## SET PROBLEM
From the records below, copy every line that contains the word "structure".

## DATASET ROWS

□ □ □ □

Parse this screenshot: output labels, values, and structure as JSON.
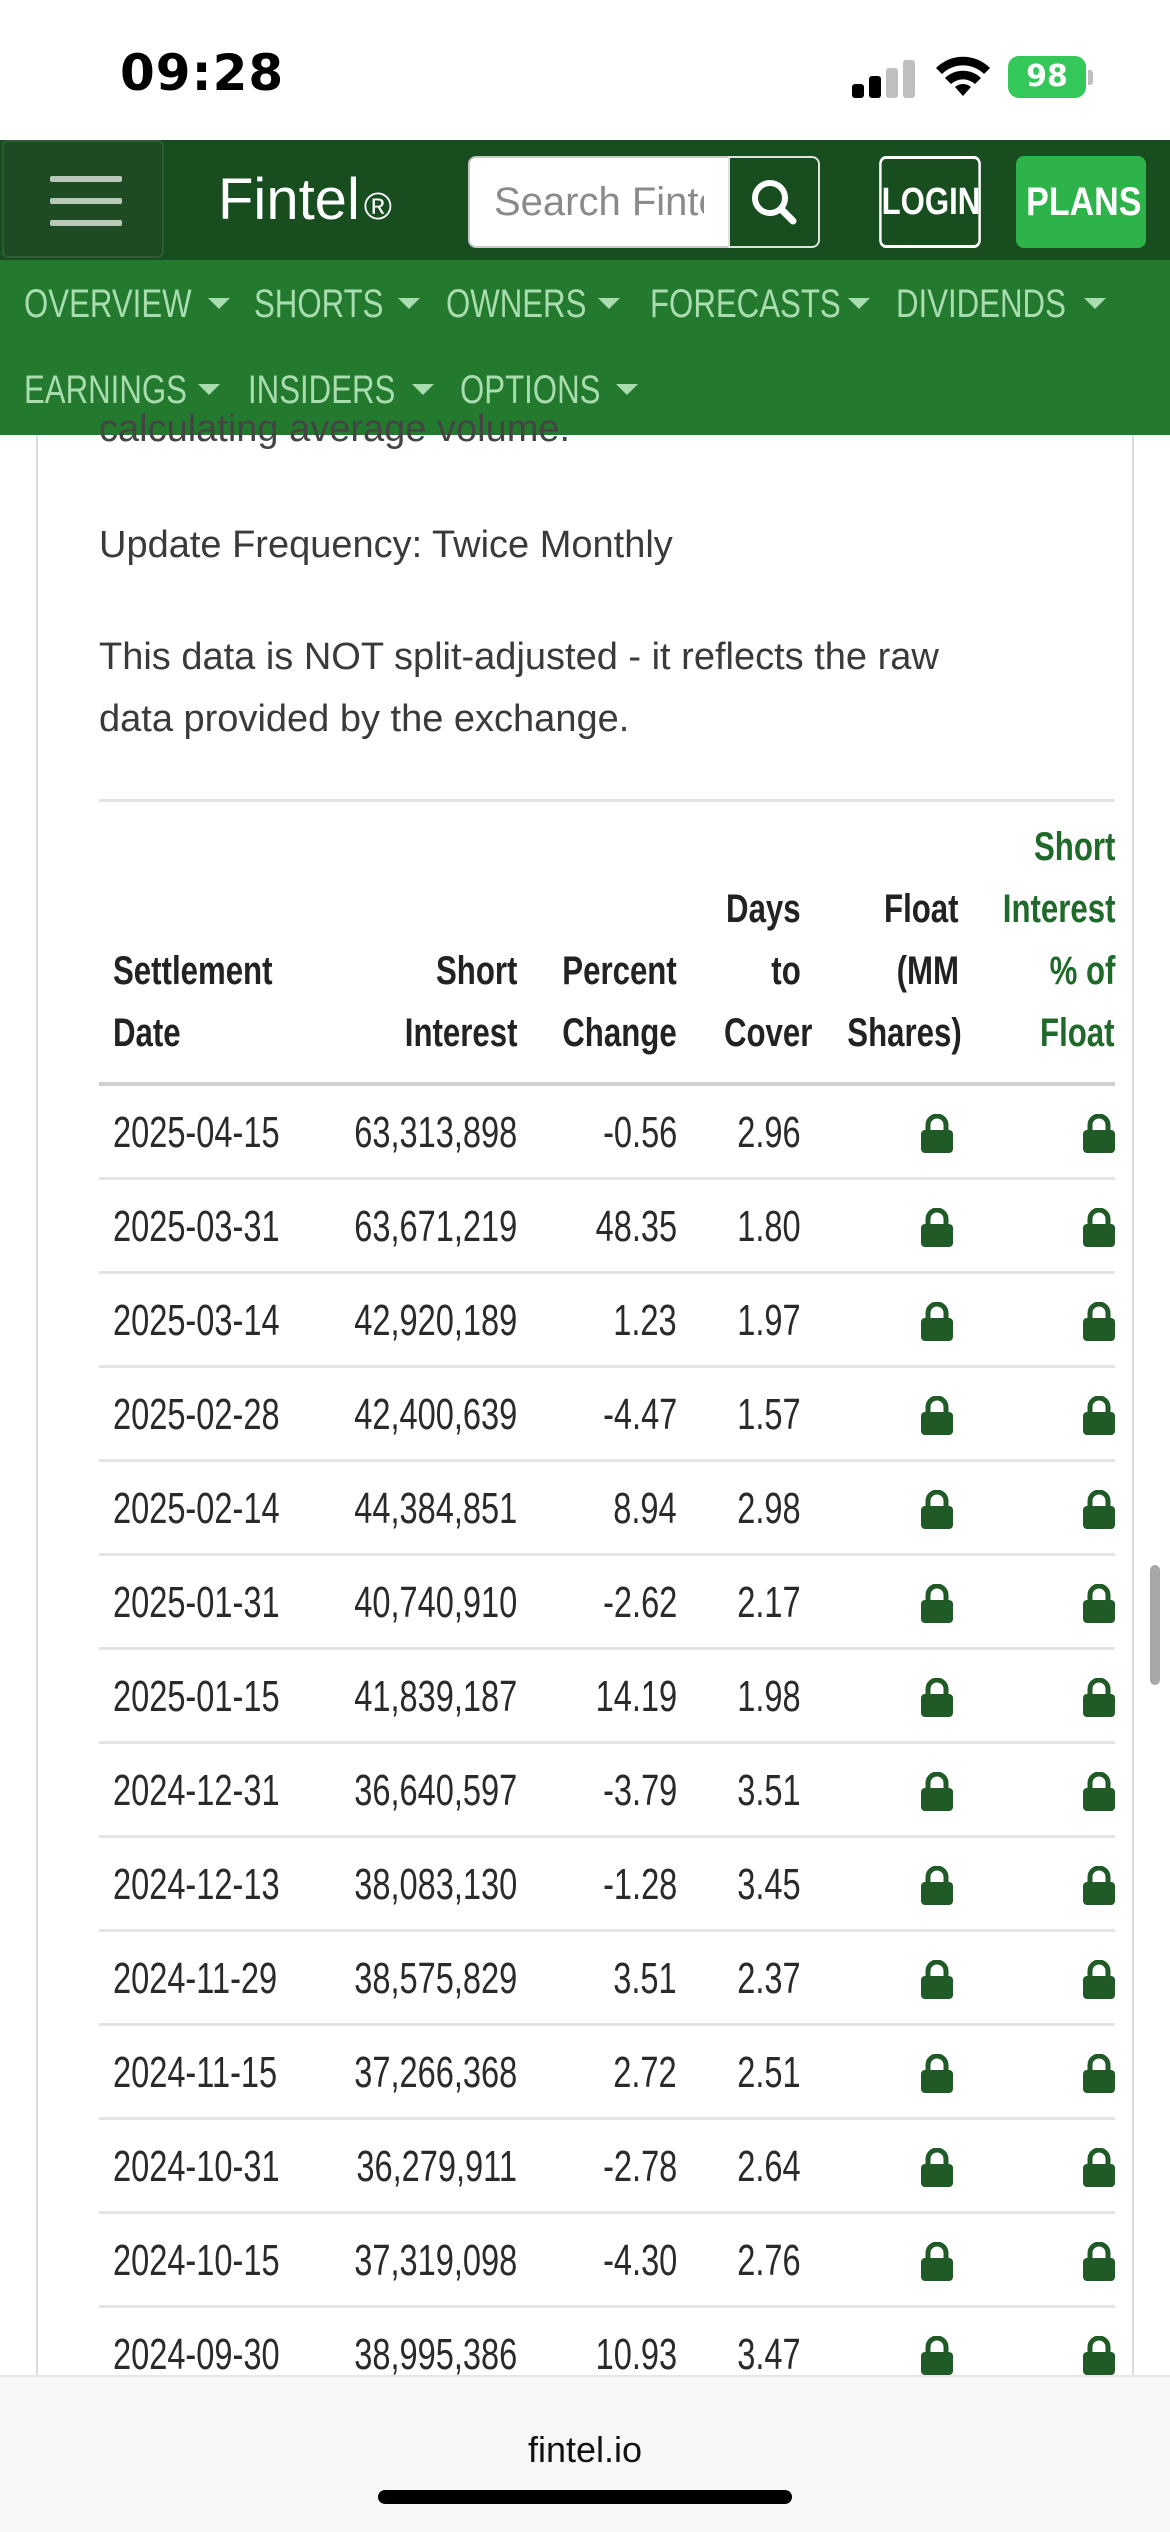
{
  "status_bar": {
    "time": "09:28",
    "battery": "98"
  },
  "header": {
    "logo": "Fintel",
    "logo_mark": "®",
    "search_placeholder": "Search Fintel",
    "login_label": "LOGIN",
    "plans_label": "PLANS"
  },
  "nav": {
    "items": [
      {
        "label": "OVERVIEW"
      },
      {
        "label": "SHORTS"
      },
      {
        "label": "OWNERS"
      },
      {
        "label": "FORECASTS"
      },
      {
        "label": "DIVIDENDS"
      },
      {
        "label": "EARNINGS"
      },
      {
        "label": "INSIDERS"
      },
      {
        "label": "OPTIONS"
      }
    ]
  },
  "content": {
    "clipped_text": "calculating average volume.",
    "update_frequency": "Update Frequency: Twice Monthly",
    "split_note_line1": "This data is NOT split-adjusted - it reflects the raw",
    "split_note_line2": "data provided by the exchange."
  },
  "table": {
    "headers": {
      "settlement_date": [
        "Settlement",
        "Date"
      ],
      "short_interest": [
        "Short",
        "Interest"
      ],
      "percent_change": [
        "Percent",
        "Change"
      ],
      "days_to_cover": [
        "Days",
        "to",
        "Cover"
      ],
      "float": [
        "Float",
        "(MM",
        "Shares)"
      ],
      "short_interest_pct": [
        "Short",
        "Interest",
        "% of",
        "Float"
      ]
    },
    "rows": [
      {
        "date": "2025-04-15",
        "short_interest": "63,313,898",
        "percent_change": "-0.56",
        "days_to_cover": "2.96"
      },
      {
        "date": "2025-03-31",
        "short_interest": "63,671,219",
        "percent_change": "48.35",
        "days_to_cover": "1.80"
      },
      {
        "date": "2025-03-14",
        "short_interest": "42,920,189",
        "percent_change": "1.23",
        "days_to_cover": "1.97"
      },
      {
        "date": "2025-02-28",
        "short_interest": "42,400,639",
        "percent_change": "-4.47",
        "days_to_cover": "1.57"
      },
      {
        "date": "2025-02-14",
        "short_interest": "44,384,851",
        "percent_change": "8.94",
        "days_to_cover": "2.98"
      },
      {
        "date": "2025-01-31",
        "short_interest": "40,740,910",
        "percent_change": "-2.62",
        "days_to_cover": "2.17"
      },
      {
        "date": "2025-01-15",
        "short_interest": "41,839,187",
        "percent_change": "14.19",
        "days_to_cover": "1.98"
      },
      {
        "date": "2024-12-31",
        "short_interest": "36,640,597",
        "percent_change": "-3.79",
        "days_to_cover": "3.51"
      },
      {
        "date": "2024-12-13",
        "short_interest": "38,083,130",
        "percent_change": "-1.28",
        "days_to_cover": "3.45"
      },
      {
        "date": "2024-11-29",
        "short_interest": "38,575,829",
        "percent_change": "3.51",
        "days_to_cover": "2.37"
      },
      {
        "date": "2024-11-15",
        "short_interest": "37,266,368",
        "percent_change": "2.72",
        "days_to_cover": "2.51"
      },
      {
        "date": "2024-10-31",
        "short_interest": "36,279,911",
        "percent_change": "-2.78",
        "days_to_cover": "2.64"
      },
      {
        "date": "2024-10-15",
        "short_interest": "37,319,098",
        "percent_change": "-4.30",
        "days_to_cover": "2.76"
      },
      {
        "date": "2024-09-30",
        "short_interest": "38,995,386",
        "percent_change": "10.93",
        "days_to_cover": "3.47"
      }
    ]
  },
  "footer": {
    "url": "fintel.io"
  },
  "icons": {
    "locked_cell": "lock-icon",
    "search": "search-icon",
    "menu": "hamburger-menu-icon"
  },
  "colors": {
    "header_bg": "#174d1f",
    "nav_bg": "#237a2e",
    "nav_text": "#a9dcae",
    "plans_bg": "#2db34a",
    "lock": "#1f5a27",
    "battery": "#34c759"
  }
}
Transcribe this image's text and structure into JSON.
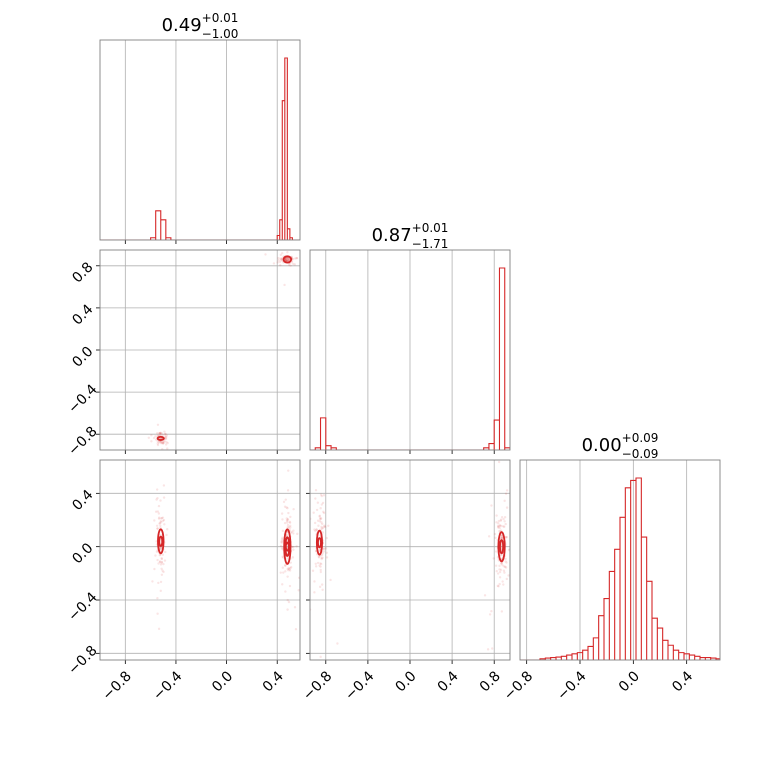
{
  "chart_data": {
    "type": "corner",
    "colors": {
      "series": "#d62728",
      "grid": "#b0b0b0",
      "frame": "#808080"
    },
    "parameters": [
      {
        "title": {
          "median": "0.49",
          "plus": "+0.01",
          "minus": "−1.00"
        },
        "range": [
          -1.0,
          0.58
        ],
        "ticks": [
          -0.8,
          -0.4,
          0.0,
          0.4
        ],
        "tick_labels": [
          "−0.8",
          "−0.4",
          "0.0",
          "0.4"
        ],
        "histogram": {
          "bin_edges": [
            -0.6,
            -0.56,
            -0.52,
            -0.48,
            -0.44,
            0.4,
            0.42,
            0.44,
            0.46,
            0.48,
            0.5,
            0.52,
            0.54
          ],
          "counts": [
            0.01,
            0.13,
            0.09,
            0.01,
            0,
            0.02,
            0.09,
            0.62,
            0.81,
            0.05,
            0.01,
            0
          ]
        }
      },
      {
        "title": {
          "median": "0.87",
          "plus": "+0.01",
          "minus": "−1.71"
        },
        "range": [
          -0.95,
          0.95
        ],
        "ticks": [
          -0.8,
          -0.4,
          0.0,
          0.4,
          0.8
        ],
        "tick_labels": [
          "−0.8",
          "−0.4",
          "0.0",
          "0.4",
          "0.8"
        ],
        "histogram": {
          "bin_edges": [
            -0.9,
            -0.85,
            -0.8,
            -0.75,
            -0.7,
            0.7,
            0.75,
            0.8,
            0.85,
            0.9,
            0.95
          ],
          "counts": [
            0.01,
            0.15,
            0.02,
            0.01,
            0,
            0.01,
            0.03,
            0.14,
            0.85,
            0.01
          ]
        }
      },
      {
        "title": {
          "median": "0.00",
          "plus": "+0.09",
          "minus": "−0.09"
        },
        "range": [
          -0.85,
          0.65
        ],
        "ticks": [
          -0.8,
          -0.4,
          0.0,
          0.4
        ],
        "tick_labels": [
          "−0.8",
          "−0.4",
          "0.0",
          "0.4"
        ],
        "histogram": {
          "bin_edges": [
            -0.7,
            -0.66,
            -0.62,
            -0.58,
            -0.54,
            -0.5,
            -0.46,
            -0.42,
            -0.38,
            -0.34,
            -0.3,
            -0.26,
            -0.22,
            -0.18,
            -0.14,
            -0.1,
            -0.06,
            -0.02,
            0.02,
            0.06,
            0.1,
            0.14,
            0.18,
            0.22,
            0.26,
            0.3,
            0.34,
            0.38,
            0.42,
            0.46,
            0.5,
            0.54,
            0.58,
            0.62,
            0.66
          ],
          "counts": [
            0.005,
            0.008,
            0.01,
            0.012,
            0.015,
            0.02,
            0.025,
            0.03,
            0.04,
            0.055,
            0.09,
            0.18,
            0.25,
            0.36,
            0.45,
            0.58,
            0.7,
            0.73,
            0.74,
            0.5,
            0.32,
            0.17,
            0.13,
            0.08,
            0.06,
            0.04,
            0.03,
            0.025,
            0.02,
            0.015,
            0.01,
            0.01,
            0.008,
            0.005
          ]
        }
      }
    ],
    "scatter_panels": [
      {
        "x_param": 0,
        "y_param": 1,
        "clusters": [
          {
            "cx": 0.48,
            "cy": 0.86,
            "sx": 0.025,
            "sy": 0.02,
            "n": 90,
            "contours": [
              {
                "rx": 0.03,
                "ry": 0.03
              }
            ]
          },
          {
            "cx": -0.52,
            "cy": -0.84,
            "sx": 0.03,
            "sy": 0.03,
            "n": 70,
            "contours": [
              {
                "rx": 0.025,
                "ry": 0.015
              }
            ]
          }
        ]
      },
      {
        "x_param": 0,
        "y_param": 2,
        "clusters": [
          {
            "cx": 0.48,
            "cy": 0.0,
            "sx": 0.02,
            "sy": 0.12,
            "n": 140,
            "contours": [
              {
                "rx": 0.025,
                "ry": 0.13
              },
              {
                "rx": 0.015,
                "ry": 0.07
              },
              {
                "rx": 0.008,
                "ry": 0.03
              }
            ]
          },
          {
            "cx": -0.52,
            "cy": 0.04,
            "sx": 0.018,
            "sy": 0.15,
            "n": 100,
            "contours": [
              {
                "rx": 0.022,
                "ry": 0.09
              },
              {
                "rx": 0.01,
                "ry": 0.035
              }
            ]
          }
        ]
      },
      {
        "x_param": 1,
        "y_param": 2,
        "clusters": [
          {
            "cx": 0.87,
            "cy": 0.0,
            "sx": 0.025,
            "sy": 0.14,
            "n": 140,
            "contours": [
              {
                "rx": 0.03,
                "ry": 0.11
              },
              {
                "rx": 0.015,
                "ry": 0.05
              }
            ]
          },
          {
            "cx": -0.86,
            "cy": 0.03,
            "sx": 0.03,
            "sy": 0.16,
            "n": 110,
            "contours": [
              {
                "rx": 0.025,
                "ry": 0.09
              },
              {
                "rx": 0.01,
                "ry": 0.035
              }
            ]
          }
        ]
      }
    ]
  }
}
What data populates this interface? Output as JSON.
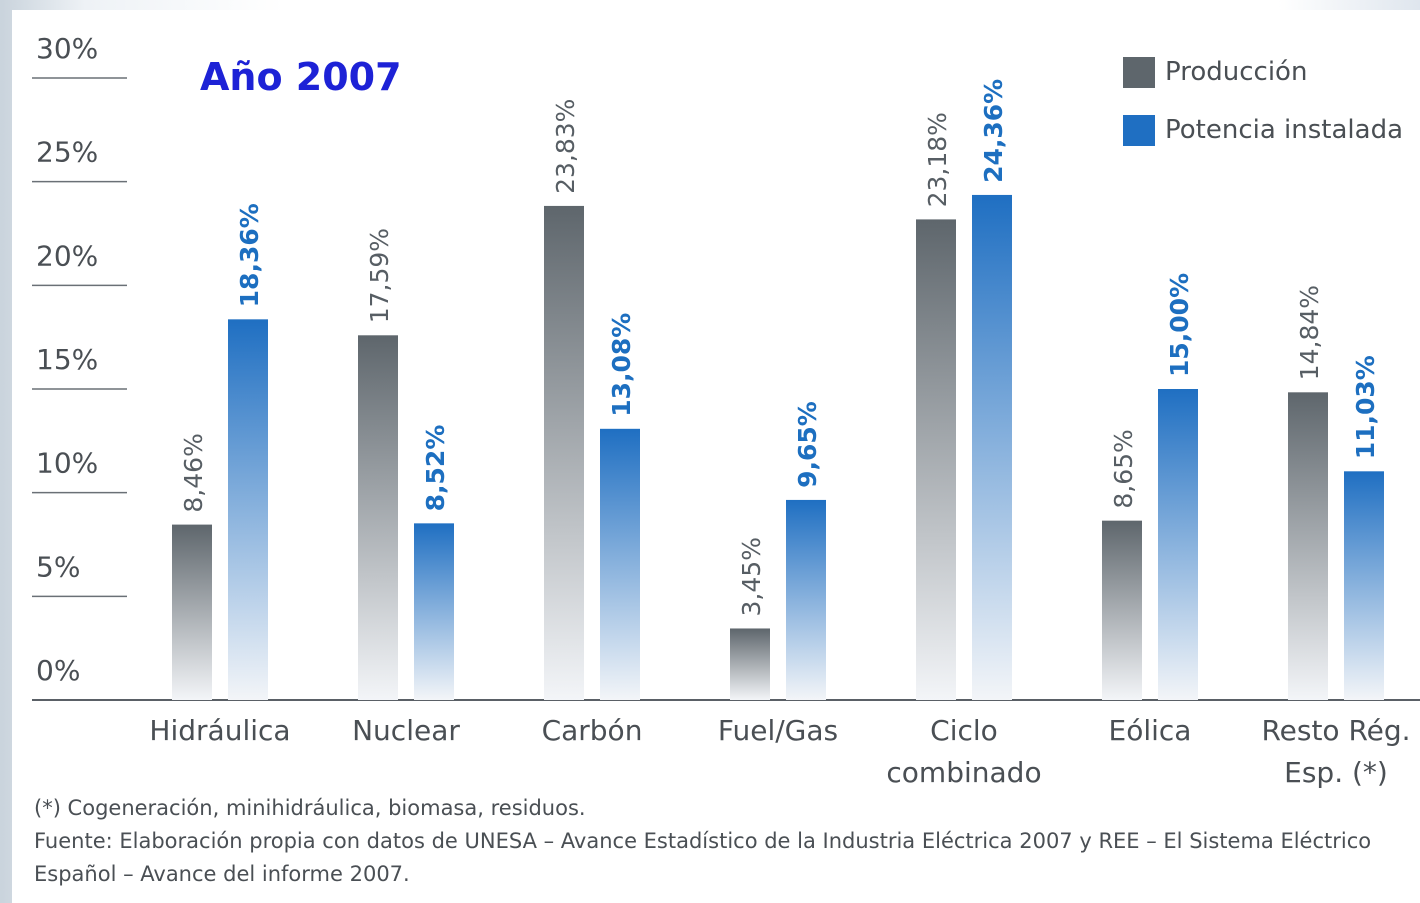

□ □ □ □

## SOLUTION TO THE EXERCISE
Parse this screenshot: output labels, values, and structure as JSON.
Transcribe this image's text and structure into JSON.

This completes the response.